_Your task_
From the listing below, pull out every line where the string "COSMIC" appears.

_Extracted data_

>> Start

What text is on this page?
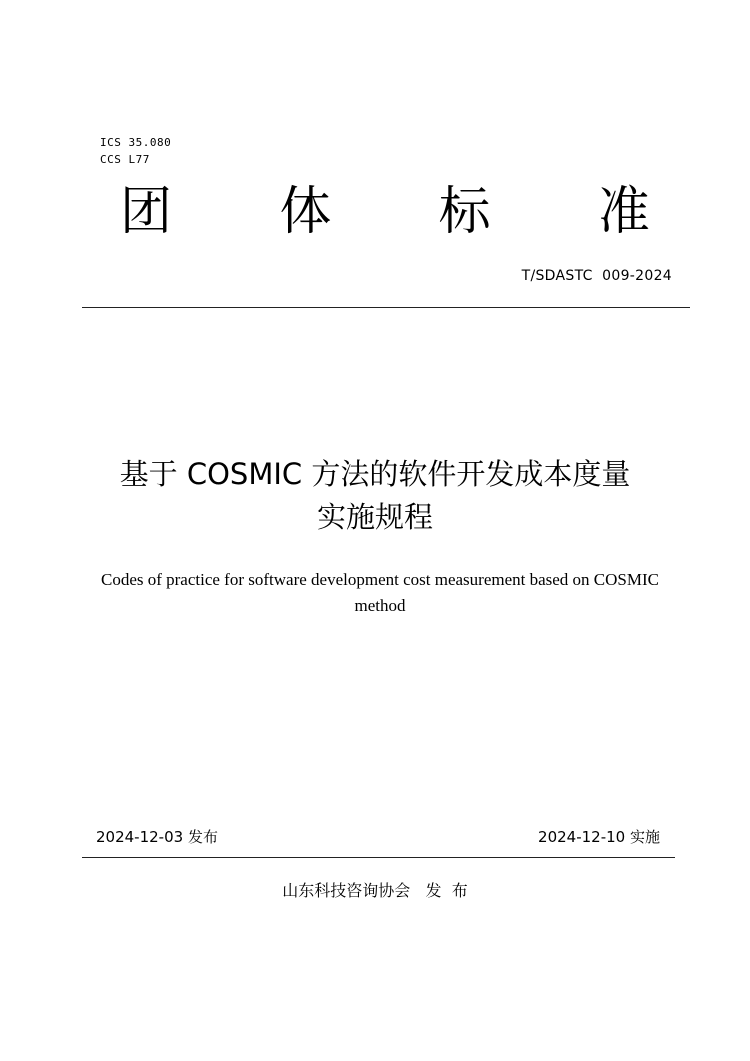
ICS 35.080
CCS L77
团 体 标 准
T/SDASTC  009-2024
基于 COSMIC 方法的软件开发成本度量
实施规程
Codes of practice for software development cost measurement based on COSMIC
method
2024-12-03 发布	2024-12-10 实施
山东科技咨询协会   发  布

>> End

_Reply to the task_
基于 COSMIC 方法的软件开发成本度量
Codes of practice for software development cost measurement based on COSMIC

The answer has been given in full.